GIVEN PASSAGE:
Perioperative management of hydrocephalus in children with posterior fossa tumors (PFTs) remains challenging. The modified Canadian Preoperative Prediction Rule for Hydrocephalus (mCPPRH) has been previously described as a useful tool in predicting which children are at higher risk for permanent hydrocephalus following PFT resection and can be used in guiding treatment. The aim of this study was to externally validate this predictive model.
A retrospective review of the children treated in a single unit was conducted, recording all of the mCPPRH parameters (age, preoperative radiological diagnosis, presence of moderate/severe hydrocephalus, transependymal edema, and metastatic disease at the time of diagnosis), the need for a CSF diversion procedure at 6 months, time to surgery, and management of hydrocephalus. A receiver operating characteristic (ROC) curve was plotted using the mCPPRH, age, Evans index (EI), and frontooccipital horn ratio (FOHR), and an area under the curve (AUC) was calculated. A point-biserial correlation was run to determine the relationship between time to surgery, the insertion of an external ventricular drain (EVD), or initial EVD clamping and the development of postoperative persistent hydrocephalus.

WORK REQUEST 1:
Answer these from the hydrocephalus study text:
(a) What was the aim of the study?
(b) At what time point was the need for a CSF diversion procedure recorded?
(c) Which statistical test was used to assess the relationship between time to surgery, EVD insertion, or initial EVD clamping and postoperative persistent hydrocephalus?
WORK REQUEST 2: Return the portion of the hydrocephalus study text starting at "Perioperative management of" and ending at "this predictive model.", word for word.
WORK REQUEST 3: Extend the hydrocephalus study text onward from the point where it stops.

EXTRACTED DATA:

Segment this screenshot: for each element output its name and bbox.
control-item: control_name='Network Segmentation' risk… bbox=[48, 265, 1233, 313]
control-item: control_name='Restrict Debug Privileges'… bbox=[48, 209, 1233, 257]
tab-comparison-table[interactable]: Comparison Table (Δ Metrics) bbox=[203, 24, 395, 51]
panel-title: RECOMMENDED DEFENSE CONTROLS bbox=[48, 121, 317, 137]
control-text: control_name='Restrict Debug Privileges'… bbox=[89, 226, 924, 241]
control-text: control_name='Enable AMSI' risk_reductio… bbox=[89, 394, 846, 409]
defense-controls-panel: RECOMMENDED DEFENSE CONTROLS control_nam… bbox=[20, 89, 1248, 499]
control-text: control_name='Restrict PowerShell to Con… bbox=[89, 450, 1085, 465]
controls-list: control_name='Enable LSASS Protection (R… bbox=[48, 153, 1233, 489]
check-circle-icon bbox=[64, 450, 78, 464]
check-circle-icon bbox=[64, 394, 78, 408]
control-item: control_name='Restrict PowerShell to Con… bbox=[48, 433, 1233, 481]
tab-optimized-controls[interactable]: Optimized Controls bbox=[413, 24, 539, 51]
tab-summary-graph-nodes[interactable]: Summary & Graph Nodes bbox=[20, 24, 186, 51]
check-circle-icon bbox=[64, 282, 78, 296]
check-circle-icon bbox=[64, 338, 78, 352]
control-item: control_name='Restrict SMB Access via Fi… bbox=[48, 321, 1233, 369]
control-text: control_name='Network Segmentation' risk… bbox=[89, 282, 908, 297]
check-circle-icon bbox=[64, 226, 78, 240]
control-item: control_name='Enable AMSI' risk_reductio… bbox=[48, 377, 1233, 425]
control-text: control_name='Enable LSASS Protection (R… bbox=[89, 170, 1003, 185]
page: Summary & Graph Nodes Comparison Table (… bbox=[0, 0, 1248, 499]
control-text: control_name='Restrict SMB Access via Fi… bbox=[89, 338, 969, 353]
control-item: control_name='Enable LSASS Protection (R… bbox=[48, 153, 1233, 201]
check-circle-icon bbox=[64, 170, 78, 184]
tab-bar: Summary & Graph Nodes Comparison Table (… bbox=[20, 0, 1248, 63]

REPLY 1:
(a) To externally validate the mCPPRH predictive model.
(b) At 6 months.
(c) A point-biserial correlation.

REPLY 2:
Perioperative management of hydrocephalus in children with posterior fossa tumors (PFTs) remains challenging. The modified Canadian Preoperative Prediction Rule for Hydrocephalus (mCPPRH) has been previously described as a useful tool in predicting which children are at higher risk for permanent hydrocephalus following PFT resection and can be used in guiding treatment. The aim of this study was to externally validate this predictive model.

REPLY 3:
From a total of 75 patients (mean age 6.99 years, 62.7% male) who were included in the study, 8 (10.7%) required permanent CSF diversion following PFT resection. The AUC of the ROC curve was 0.618 for the mCPPRH (p = 0.18, SE 0.088, 95% CI 0.446–0.791), 0.633 for age (p = 0.26, SE 0.119, 95% CI 0.4–0.867), 0.604 for the EI (p = 0.34, SE 0.11, 95% CI 0.389–0.818), and 0.663 for the FOHR (p = 0.17, SE 0.121, 95% CI 0.427–0.9). A significant positive correlation between EVD insertion (r = 0.239, p = 0.03) and insertion of a ventriculoperitoneal shunt was found. A negative correlation between the postoperative clamping of the EVD (r = −0.158, p = 0.4) and the time to PFT surgery (r = −0.06, p = 0.6) did not reach statistical significance.
The implementation of the mCPPRH score failed to reliably predict which children would require permanent CSF diversion following PFT resection when applied to this cohort. Clinical judgment remains the mainstay of choosing the perioperative treatment of hydrocephalus.